+++ TASK MATERIAL +++

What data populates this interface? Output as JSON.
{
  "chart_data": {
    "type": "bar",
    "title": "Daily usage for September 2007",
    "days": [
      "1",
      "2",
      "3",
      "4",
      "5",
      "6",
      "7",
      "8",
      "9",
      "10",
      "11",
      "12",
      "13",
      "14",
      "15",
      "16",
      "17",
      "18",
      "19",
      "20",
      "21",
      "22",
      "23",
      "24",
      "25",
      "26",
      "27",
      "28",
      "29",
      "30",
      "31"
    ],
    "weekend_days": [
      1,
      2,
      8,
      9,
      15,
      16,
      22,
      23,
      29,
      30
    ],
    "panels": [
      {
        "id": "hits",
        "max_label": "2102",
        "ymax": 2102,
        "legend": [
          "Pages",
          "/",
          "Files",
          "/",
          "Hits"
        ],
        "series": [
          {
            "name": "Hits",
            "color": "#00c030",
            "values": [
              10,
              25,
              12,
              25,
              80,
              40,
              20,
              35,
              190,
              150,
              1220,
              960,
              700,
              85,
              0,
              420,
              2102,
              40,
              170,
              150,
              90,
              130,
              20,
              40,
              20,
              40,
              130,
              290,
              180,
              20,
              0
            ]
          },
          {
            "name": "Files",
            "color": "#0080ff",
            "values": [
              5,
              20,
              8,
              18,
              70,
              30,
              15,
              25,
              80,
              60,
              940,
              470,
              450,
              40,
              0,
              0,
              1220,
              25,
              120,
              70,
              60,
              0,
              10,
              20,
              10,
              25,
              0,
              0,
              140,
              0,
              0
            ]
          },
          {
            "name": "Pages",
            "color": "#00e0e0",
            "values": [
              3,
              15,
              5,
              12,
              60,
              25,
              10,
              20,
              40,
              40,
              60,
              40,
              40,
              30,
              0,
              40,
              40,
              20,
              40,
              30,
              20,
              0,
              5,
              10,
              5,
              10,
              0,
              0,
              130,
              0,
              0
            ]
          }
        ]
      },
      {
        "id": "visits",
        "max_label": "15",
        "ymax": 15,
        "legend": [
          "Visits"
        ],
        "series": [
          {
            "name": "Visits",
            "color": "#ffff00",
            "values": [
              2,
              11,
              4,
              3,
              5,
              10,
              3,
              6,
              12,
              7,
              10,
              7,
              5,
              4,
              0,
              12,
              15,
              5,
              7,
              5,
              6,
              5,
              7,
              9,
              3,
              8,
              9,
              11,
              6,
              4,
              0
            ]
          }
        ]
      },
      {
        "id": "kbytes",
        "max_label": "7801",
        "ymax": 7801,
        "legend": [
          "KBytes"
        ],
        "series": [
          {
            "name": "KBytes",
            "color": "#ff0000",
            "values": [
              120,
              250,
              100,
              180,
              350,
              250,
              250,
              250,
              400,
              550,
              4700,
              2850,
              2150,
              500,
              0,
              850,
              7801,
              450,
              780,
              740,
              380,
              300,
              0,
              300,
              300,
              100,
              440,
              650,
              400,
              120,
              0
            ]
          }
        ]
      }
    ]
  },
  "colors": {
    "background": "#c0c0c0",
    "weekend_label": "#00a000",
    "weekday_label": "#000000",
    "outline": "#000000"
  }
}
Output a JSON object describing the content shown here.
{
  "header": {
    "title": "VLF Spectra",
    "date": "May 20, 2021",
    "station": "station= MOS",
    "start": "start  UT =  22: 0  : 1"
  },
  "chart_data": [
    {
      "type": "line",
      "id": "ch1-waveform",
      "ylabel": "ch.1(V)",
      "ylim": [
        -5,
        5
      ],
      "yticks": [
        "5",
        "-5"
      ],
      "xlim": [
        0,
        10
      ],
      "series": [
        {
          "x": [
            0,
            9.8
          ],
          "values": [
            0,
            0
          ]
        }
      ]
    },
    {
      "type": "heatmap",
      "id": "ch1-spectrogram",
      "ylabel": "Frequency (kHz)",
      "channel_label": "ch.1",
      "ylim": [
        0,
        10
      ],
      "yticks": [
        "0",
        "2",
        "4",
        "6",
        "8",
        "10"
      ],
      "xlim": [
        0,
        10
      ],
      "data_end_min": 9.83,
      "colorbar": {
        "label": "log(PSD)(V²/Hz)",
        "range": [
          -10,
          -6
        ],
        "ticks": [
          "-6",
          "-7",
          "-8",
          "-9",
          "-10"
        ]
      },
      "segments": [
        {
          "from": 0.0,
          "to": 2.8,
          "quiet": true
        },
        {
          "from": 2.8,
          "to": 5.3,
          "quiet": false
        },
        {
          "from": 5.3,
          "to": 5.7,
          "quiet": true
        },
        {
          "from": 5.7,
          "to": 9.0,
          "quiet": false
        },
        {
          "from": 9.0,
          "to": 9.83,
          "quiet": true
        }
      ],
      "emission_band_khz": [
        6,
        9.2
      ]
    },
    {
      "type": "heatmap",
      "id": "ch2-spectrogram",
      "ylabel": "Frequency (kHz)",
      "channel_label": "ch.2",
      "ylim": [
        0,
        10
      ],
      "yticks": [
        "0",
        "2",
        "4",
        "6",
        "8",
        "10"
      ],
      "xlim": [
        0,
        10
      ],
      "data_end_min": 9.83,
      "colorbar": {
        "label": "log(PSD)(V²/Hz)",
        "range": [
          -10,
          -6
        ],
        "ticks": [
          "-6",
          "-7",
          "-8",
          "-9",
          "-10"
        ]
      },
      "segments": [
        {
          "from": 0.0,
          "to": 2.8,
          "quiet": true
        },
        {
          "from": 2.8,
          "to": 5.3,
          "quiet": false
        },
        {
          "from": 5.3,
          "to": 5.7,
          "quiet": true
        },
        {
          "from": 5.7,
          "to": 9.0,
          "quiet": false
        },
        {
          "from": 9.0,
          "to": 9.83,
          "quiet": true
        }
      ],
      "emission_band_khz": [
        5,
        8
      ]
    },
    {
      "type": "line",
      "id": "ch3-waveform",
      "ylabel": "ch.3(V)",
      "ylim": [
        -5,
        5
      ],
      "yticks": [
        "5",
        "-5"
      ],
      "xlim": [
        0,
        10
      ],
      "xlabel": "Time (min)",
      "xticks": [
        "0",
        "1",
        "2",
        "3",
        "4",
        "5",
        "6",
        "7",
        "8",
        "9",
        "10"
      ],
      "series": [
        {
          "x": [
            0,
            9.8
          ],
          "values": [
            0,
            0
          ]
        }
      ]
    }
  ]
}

+++

= OBJECTIVE =
Print again each line of the listing above, exactly as it appears.

= RIGHT ANSWER =
What data populates this interface? Output as JSON.
{
  "chart_data": {
    "type": "bar",
    "title": "Daily usage for September 2007",
    "days": [
      "1",
      "2",
      "3",
      "4",
      "5",
      "6",
      "7",
      "8",
      "9",
      "10",
      "11",
      "12",
      "13",
      "14",
      "15",
      "16",
      "17",
      "18",
      "19",
      "20",
      "21",
      "22",
      "23",
      "24",
      "25",
      "26",
      "27",
      "28",
      "29",
      "30",
      "31"
    ],
    "weekend_days": [
      1,
      2,
      8,
      9,
      15,
      16,
      22,
      23,
      29,
      30
    ],
    "panels": [
      {
        "id": "hits",
        "max_label": "2102",
        "ymax": 2102,
        "legend": [
          "Pages",
          "/",
          "Files",
          "/",
          "Hits"
        ],
        "series": [
          {
            "name": "Hits",
            "color": "#00c030",
            "values": [
              10,
              25,
              12,
              25,
              80,
              40,
              20,
              35,
              190,
              150,
              1220,
              960,
              700,
              85,
              0,
              420,
              2102,
              40,
              170,
              150,
              90,
              130,
              20,
              40,
              20,
              40,
              130,
              290,
              180,
              20,
              0
            ]
          },
          {
            "name": "Files",
            "color": "#0080ff",
            "values": [
              5,
              20,
              8,
              18,
              70,
              30,
              15,
              25,
              80,
              60,
              940,
              470,
              450,
              40,
              0,
              0,
              1220,
              25,
              120,
              70,
              60,
              0,
              10,
              20,
              10,
              25,
              0,
              0,
              140,
              0,
              0
            ]
          },
          {
            "name": "Pages",
            "color": "#00e0e0",
            "values": [
              3,
              15,
              5,
              12,
              60,
              25,
              10,
              20,
              40,
              40,
              60,
              40,
              40,
              30,
              0,
              40,
              40,
              20,
              40,
              30,
              20,
              0,
              5,
              10,
              5,
              10,
              0,
              0,
              130,
              0,
              0
            ]
          }
        ]
      },
      {
        "id": "visits",
        "max_label": "15",
        "ymax": 15,
        "legend": [
          "Visits"
        ],
        "series": [
          {
            "name": "Visits",
            "color": "#ffff00",
            "values": [
              2,
              11,
              4,
              3,
              5,
              10,
              3,
              6,
              12,
              7,
              10,
              7,
              5,
              4,
              0,
              12,
              15,
              5,
              7,
              5,
              6,
              5,
              7,
              9,
              3,
              8,
              9,
              11,
              6,
              4,
              0
            ]
          }
        ]
      },
      {
        "id": "kbytes",
        "max_label": "7801",
        "ymax": 7801,
        "legend": [
          "KBytes"
        ],
        "series": [
          {
            "name": "KBytes",
            "color": "#ff0000",
            "values": [
              120,
              250,
              100,
              180,
              350,
              250,
              250,
              250,
              400,
              550,
              4700,
              2850,
              2150,
              500,
              0,
              850,
              7801,
              450,
              780,
              740,
              380,
              300,
              0,
              300,
              300,
              100,
              440,
              650,
              400,
              120,
              0
            ]
          }
        ]
      }
    ]
  },
  "colors": {
    "background": "#c0c0c0",
    "weekend_label": "#00a000",
    "weekday_label": "#000000",
    "outline": "#000000"
  }
}
Output a JSON object describing the content shown here.
{
  "header": {
    "title": "VLF Spectra",
    "date": "May 20, 2021",
    "station": "station= MOS",
    "start": "start  UT =  22: 0  : 1"
  },
  "chart_data": [
    {
      "type": "line",
      "id": "ch1-waveform",
      "ylabel": "ch.1(V)",
      "ylim": [
        -5,
        5
      ],
      "yticks": [
        "5",
        "-5"
      ],
      "xlim": [
        0,
        10
      ],
      "series": [
        {
          "x": [
            0,
            9.8
          ],
          "values": [
            0,
            0
          ]
        }
      ]
    },
    {
      "type": "heatmap",
      "id": "ch1-spectrogram",
      "ylabel": "Frequency (kHz)",
      "channel_label": "ch.1",
      "ylim": [
        0,
        10
      ],
      "yticks": [
        "0",
        "2",
        "4",
        "6",
        "8",
        "10"
      ],
      "xlim": [
        0,
        10
      ],
      "data_end_min": 9.83,
      "colorbar": {
        "label": "log(PSD)(V²/Hz)",
        "range": [
          -10,
          -6
        ],
        "ticks": [
          "-6",
          "-7",
          "-8",
          "-9",
          "-10"
        ]
      },
      "segments": [
        {
          "from": 0.0,
          "to": 2.8,
          "quiet": true
        },
        {
          "from": 2.8,
          "to": 5.3,
          "quiet": false
        },
        {
          "from": 5.3,
          "to": 5.7,
          "quiet": true
        },
        {
          "from": 5.7,
          "to": 9.0,
          "quiet": false
        },
        {
          "from": 9.0,
          "to": 9.83,
          "quiet": true
        }
      ],
      "emission_band_khz": [
        6,
        9.2
      ]
    },
    {
      "type": "heatmap",
      "id": "ch2-spectrogram",
      "ylabel": "Frequency (kHz)",
      "channel_label": "ch.2",
      "ylim": [
        0,
        10
      ],
      "yticks": [
        "0",
        "2",
        "4",
        "6",
        "8",
        "10"
      ],
      "xlim": [
        0,
        10
      ],
      "data_end_min": 9.83,
      "colorbar": {
        "label": "log(PSD)(V²/Hz)",
        "range": [
          -10,
          -6
        ],
        "ticks": [
          "-6",
          "-7",
          "-8",
          "-9",
          "-10"
        ]
      },
      "segments": [
        {
          "from": 0.0,
          "to": 2.8,
          "quiet": true
        },
        {
          "from": 2.8,
          "to": 5.3,
          "quiet": false
        },
        {
          "from": 5.3,
          "to": 5.7,
          "quiet": true
        },
        {
          "from": 5.7,
          "to": 9.0,
          "quiet": false
        },
        {
          "from": 9.0,
          "to": 9.83,
          "quiet": true
        }
      ],
      "emission_band_khz": [
        5,
        8
      ]
    },
    {
      "type": "line",
      "id": "ch3-waveform",
      "ylabel": "ch.3(V)",
      "ylim": [
        -5,
        5
      ],
      "yticks": [
        "5",
        "-5"
      ],
      "xlim": [
        0,
        10
      ],
      "xlabel": "Time (min)",
      "xticks": [
        "0",
        "1",
        "2",
        "3",
        "4",
        "5",
        "6",
        "7",
        "8",
        "9",
        "10"
      ],
      "series": [
        {
          "x": [
            0,
            9.8
          ],
          "values": [
            0,
            0
          ]
        }
      ]
    }
  ]
}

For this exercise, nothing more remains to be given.